== STUDY QUESTIONS ==
(1) Answer these questions using the blog posts.
(a) How many more days are left, according to the post dated May 17, 2009?
(b) What did a student say Mrs. Crawford looked like?
(c) How many babies were in the room when the writer checked at 11:30?
(2) Reproduce the part of the blog posts that opens with the words containing "You know you" and closes with "are good kids.".

Sunday, May 17, 2009

You know you are tired when...

you say to your students...

"I need you to STOP... saying WORDS... outLOUD...!!!"

That's my end-of-the-year, exhausted and exasperated attempts at classroom management...

My kids laughed and laughed at me when I said it--they really are good kids.

They are over it too! AP Exams are over. Gateway testing is over. All that's left is grading research essays and honors' portfolios. Hallelujah!

4.5 more days...

Friday, May 08, 2009

things students say

A student, while revising a paper and focusing her thoughts on using precision in her word choice, approached me for help and said,

"Mrs. Crawford, I was thinking that you looked like an oracle of vocabulary..."

HA! I love my job.

Wednesday, May 06, 2009

texting, rumor mills, high school drama...

All in a day's work...


Disclaimer: Despite the story I am about to share, I have been overall very satisfied with my working mommy status and daycare situation. This story is an exception to that satisfaction...


Yesterday, I arrived at work to drop Addison off, and I found out that her 2 full-time teachers were out sick. The co-op student who works in there consistently with the babies was going to be in there all day. I felt ok about that.


When I went to check on her at 11:30--as I do each day--the student was not there, and a floater was feeding one of the younger babies a bottle. I noticed that there were only 3 babies instead of 4, and I inquired about the 4th. I learned that they had checked her temperature, found that it was extremely high, and the student worker had driven her with her mother (also a student) to the doctor--leaving the rest of the babies with the floater. I was NOT happy about that.

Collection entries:
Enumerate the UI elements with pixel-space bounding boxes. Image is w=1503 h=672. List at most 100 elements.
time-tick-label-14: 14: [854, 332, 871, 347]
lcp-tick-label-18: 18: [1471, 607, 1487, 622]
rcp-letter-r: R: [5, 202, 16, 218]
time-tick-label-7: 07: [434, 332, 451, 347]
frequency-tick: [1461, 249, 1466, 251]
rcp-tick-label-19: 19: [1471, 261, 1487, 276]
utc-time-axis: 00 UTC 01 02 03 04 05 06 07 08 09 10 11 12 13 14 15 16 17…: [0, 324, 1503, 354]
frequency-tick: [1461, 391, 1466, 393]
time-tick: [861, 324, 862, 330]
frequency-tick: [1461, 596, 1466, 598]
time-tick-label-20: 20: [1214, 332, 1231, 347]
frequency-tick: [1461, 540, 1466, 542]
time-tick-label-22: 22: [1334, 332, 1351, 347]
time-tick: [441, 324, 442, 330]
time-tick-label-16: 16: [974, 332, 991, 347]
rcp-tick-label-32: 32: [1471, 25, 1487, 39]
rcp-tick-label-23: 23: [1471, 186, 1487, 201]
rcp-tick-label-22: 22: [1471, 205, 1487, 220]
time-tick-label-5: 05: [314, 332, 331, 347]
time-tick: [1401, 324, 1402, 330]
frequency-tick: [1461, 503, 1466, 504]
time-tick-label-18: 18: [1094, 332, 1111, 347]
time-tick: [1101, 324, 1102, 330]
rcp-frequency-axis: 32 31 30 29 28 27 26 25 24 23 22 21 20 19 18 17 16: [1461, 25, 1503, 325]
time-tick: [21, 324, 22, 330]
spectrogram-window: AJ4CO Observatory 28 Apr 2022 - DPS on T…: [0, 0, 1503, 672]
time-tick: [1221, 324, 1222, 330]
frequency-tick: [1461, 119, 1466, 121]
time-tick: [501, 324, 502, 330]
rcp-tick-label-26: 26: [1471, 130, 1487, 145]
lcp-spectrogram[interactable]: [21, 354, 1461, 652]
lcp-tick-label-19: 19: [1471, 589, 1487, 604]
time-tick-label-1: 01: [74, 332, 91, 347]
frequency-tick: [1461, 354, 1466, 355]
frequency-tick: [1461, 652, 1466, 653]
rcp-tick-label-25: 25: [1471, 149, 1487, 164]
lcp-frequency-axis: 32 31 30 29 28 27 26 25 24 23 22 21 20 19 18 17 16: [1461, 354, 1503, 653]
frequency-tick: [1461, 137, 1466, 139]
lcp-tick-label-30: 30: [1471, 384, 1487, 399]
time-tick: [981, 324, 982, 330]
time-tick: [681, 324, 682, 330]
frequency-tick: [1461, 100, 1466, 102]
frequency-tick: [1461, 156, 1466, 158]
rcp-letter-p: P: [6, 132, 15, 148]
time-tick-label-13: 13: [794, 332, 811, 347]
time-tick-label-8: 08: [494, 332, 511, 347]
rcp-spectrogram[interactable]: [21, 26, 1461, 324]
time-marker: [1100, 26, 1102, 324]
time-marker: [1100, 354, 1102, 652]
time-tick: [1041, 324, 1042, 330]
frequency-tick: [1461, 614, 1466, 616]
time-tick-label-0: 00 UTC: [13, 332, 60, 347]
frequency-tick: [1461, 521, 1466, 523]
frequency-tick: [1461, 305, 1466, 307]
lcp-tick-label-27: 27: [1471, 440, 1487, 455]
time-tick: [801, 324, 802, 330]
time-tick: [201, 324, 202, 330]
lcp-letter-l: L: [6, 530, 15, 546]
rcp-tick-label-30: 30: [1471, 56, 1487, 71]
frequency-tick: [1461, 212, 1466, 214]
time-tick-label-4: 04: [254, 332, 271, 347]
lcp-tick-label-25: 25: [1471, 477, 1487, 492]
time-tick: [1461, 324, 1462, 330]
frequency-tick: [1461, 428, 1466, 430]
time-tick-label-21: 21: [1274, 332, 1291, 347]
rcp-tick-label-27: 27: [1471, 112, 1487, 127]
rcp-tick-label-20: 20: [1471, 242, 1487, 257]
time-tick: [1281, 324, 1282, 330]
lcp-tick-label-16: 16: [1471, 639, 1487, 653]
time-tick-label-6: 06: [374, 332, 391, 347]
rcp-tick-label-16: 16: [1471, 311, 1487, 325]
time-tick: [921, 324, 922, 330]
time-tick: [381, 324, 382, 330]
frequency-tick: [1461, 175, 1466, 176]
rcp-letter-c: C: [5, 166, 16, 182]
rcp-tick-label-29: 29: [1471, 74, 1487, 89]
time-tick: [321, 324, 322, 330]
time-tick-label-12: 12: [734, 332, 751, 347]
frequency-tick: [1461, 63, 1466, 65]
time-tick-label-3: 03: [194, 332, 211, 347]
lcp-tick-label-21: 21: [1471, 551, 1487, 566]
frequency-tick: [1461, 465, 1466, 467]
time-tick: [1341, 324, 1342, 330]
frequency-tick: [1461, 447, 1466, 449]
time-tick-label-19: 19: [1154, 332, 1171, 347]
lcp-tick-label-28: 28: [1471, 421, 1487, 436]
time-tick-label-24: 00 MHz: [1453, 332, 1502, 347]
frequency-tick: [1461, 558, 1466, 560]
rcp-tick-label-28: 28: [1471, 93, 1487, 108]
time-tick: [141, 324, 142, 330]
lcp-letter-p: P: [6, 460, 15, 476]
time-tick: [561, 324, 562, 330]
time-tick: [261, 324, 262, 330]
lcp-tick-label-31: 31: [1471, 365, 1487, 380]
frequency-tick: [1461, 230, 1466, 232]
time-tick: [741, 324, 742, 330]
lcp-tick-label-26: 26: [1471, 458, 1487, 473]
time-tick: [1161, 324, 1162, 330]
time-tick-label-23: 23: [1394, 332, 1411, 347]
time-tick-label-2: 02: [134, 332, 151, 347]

== OUTPUTS IN ORDER ==
(1)
(a) 4.5 more days.
(b) An oracle of vocabulary.
(c) 3 babies instead of 4.

(2)
You know you are tired when...

you say to your students...

"I need you to STOP... saying WORDS... outLOUD...!!!"

That's my end-of-the-year, exhausted and exasperated attempts at classroom management...

My kids laughed and laughed at me when I said it--they really are good kids.